[Saved entries]
______

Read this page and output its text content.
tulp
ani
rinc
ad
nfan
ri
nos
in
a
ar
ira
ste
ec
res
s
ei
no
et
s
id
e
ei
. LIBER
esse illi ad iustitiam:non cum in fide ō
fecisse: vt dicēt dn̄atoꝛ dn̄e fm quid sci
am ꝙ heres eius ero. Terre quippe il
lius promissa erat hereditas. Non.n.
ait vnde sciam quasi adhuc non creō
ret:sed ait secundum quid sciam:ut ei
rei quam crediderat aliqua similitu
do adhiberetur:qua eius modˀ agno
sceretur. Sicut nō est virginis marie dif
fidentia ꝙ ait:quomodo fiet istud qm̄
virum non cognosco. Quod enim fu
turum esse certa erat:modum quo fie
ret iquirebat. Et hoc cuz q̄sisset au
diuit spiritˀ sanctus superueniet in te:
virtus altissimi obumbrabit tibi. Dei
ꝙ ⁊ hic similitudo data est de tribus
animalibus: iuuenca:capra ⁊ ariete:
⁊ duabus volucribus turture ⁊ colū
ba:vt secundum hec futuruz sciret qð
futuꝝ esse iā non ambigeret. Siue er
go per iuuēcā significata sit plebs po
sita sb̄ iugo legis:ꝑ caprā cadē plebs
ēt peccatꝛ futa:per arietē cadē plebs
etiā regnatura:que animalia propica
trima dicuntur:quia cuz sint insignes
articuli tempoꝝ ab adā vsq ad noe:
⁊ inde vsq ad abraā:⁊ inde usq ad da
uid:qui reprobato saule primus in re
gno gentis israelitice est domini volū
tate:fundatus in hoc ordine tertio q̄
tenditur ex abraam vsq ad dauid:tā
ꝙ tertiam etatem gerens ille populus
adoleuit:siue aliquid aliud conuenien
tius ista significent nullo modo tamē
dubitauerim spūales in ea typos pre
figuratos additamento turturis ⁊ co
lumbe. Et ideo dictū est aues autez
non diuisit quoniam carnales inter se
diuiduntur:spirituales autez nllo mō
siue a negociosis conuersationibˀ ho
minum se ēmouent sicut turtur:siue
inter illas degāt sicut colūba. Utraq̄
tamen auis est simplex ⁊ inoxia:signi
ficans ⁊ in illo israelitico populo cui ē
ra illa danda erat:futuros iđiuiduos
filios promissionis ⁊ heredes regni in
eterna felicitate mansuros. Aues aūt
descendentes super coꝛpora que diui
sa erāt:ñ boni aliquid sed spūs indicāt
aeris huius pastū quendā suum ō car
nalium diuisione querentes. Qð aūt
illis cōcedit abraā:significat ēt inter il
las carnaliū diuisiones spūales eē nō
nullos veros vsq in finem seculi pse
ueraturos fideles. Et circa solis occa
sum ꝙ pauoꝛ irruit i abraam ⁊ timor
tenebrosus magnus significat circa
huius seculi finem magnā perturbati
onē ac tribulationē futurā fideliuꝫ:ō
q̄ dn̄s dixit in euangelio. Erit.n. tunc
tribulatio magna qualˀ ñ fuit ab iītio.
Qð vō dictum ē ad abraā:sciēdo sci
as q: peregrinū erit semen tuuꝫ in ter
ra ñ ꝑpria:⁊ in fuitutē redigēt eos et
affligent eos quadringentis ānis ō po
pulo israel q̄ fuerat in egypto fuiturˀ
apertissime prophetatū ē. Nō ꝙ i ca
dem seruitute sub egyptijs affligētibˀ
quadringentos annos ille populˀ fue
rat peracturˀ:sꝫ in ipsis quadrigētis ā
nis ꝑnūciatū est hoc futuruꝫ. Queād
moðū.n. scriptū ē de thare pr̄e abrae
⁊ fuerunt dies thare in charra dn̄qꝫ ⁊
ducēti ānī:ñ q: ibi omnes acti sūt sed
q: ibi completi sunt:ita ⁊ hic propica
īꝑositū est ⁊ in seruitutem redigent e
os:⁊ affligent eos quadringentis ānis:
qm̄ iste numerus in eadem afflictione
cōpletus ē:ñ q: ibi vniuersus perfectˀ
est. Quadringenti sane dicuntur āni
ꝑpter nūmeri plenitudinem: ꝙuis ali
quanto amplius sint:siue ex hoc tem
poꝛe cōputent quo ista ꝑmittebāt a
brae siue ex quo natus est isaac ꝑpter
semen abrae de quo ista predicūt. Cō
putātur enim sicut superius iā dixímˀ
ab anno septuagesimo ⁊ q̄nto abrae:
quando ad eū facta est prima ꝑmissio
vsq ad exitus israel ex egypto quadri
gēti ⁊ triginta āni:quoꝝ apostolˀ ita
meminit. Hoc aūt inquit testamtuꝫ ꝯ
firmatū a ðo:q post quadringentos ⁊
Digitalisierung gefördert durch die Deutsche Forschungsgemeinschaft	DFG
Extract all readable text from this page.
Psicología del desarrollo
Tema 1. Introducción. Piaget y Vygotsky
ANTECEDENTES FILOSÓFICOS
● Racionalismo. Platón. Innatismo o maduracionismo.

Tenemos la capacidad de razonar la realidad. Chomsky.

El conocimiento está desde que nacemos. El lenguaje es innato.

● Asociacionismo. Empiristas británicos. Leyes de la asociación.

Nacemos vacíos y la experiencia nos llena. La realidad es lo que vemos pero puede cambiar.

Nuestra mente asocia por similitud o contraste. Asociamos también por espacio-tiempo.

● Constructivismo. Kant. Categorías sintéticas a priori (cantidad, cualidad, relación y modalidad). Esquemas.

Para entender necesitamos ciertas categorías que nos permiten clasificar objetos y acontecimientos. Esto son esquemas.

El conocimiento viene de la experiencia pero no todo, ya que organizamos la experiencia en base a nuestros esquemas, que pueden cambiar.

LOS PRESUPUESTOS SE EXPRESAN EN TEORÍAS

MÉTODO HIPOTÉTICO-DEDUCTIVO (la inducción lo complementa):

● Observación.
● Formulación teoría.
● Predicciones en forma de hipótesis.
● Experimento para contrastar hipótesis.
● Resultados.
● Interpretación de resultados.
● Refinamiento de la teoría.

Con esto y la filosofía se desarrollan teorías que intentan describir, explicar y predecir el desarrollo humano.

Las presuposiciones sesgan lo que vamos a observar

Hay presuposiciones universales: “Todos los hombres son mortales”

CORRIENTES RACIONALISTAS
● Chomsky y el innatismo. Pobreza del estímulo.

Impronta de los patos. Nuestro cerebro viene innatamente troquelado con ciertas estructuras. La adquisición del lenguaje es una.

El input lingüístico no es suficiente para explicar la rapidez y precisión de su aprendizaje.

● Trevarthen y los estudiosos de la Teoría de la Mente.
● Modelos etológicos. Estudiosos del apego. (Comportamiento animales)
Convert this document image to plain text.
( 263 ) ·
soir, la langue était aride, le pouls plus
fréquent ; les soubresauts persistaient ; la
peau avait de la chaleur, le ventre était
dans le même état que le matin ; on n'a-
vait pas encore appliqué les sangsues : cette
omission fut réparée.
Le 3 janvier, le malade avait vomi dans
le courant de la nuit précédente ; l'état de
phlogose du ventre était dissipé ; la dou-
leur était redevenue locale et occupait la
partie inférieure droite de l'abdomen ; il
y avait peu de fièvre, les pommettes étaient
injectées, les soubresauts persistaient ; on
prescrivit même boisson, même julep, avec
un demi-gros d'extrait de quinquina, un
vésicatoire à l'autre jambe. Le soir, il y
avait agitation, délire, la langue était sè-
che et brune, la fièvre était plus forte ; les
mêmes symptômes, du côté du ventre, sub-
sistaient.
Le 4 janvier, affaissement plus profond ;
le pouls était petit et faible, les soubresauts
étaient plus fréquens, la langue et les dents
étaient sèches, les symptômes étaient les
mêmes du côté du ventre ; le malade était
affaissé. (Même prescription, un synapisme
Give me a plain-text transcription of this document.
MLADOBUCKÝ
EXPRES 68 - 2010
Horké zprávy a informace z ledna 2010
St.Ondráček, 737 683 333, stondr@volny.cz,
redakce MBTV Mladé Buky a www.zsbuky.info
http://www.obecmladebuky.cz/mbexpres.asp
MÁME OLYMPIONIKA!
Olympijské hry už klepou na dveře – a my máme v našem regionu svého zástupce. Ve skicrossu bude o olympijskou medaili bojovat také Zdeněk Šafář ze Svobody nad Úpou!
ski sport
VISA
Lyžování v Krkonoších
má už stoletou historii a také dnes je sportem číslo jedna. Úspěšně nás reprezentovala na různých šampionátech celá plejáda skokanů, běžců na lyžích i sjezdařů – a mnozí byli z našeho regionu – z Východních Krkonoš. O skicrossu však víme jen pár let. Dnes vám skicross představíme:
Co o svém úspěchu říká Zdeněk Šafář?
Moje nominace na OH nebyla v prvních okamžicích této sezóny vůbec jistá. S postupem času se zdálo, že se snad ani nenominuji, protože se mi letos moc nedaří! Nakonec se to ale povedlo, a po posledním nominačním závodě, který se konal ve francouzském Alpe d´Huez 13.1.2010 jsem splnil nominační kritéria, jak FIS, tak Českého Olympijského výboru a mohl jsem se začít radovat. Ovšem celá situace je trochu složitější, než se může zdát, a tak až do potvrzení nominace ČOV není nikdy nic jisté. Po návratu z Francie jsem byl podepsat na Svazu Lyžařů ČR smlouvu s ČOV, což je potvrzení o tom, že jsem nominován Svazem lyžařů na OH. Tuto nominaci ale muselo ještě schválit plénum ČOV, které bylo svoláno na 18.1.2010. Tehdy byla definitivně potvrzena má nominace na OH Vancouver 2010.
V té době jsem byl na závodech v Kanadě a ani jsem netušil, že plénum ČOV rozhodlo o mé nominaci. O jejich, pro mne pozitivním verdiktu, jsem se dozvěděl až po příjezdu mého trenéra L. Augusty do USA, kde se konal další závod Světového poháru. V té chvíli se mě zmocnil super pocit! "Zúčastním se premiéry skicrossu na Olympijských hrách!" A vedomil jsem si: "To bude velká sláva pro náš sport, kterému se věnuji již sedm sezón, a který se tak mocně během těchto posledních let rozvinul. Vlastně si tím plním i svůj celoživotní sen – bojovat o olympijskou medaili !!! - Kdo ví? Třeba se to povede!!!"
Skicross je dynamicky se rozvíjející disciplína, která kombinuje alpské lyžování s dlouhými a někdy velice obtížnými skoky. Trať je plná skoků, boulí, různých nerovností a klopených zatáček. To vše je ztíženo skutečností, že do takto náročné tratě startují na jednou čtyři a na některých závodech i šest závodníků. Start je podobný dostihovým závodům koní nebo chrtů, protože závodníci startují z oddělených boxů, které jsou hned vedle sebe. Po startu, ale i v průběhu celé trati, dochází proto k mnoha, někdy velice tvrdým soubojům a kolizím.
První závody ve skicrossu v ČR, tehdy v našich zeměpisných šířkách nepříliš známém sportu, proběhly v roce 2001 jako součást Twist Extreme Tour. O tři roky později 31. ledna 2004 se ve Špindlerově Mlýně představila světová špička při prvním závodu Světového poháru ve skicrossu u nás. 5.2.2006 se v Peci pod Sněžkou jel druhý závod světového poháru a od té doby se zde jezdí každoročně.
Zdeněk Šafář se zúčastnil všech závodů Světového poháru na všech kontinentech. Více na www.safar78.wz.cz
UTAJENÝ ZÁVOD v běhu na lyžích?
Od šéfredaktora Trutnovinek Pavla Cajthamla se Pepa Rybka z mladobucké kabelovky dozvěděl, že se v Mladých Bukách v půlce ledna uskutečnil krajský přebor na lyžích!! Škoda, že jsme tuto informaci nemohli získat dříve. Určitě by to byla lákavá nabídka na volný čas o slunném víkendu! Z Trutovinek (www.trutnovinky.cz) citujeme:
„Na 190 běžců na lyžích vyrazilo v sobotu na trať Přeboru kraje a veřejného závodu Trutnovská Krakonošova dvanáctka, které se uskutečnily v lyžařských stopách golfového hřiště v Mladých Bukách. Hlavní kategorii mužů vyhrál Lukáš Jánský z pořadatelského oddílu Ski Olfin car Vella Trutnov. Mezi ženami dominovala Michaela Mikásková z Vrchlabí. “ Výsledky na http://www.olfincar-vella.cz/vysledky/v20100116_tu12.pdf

______

#### [WHAT TO WORK ON]
Find each line in the records holding the string "explicar" and show it.

#### [FINAL ANSWER]
Con esto y la filosofía se desarrollan teorías que intentan describir, explicar y predecir el desarrollo humano.
El input lingüístico no es suficiente para explicar la rapidez y precisión de su aprendizaje.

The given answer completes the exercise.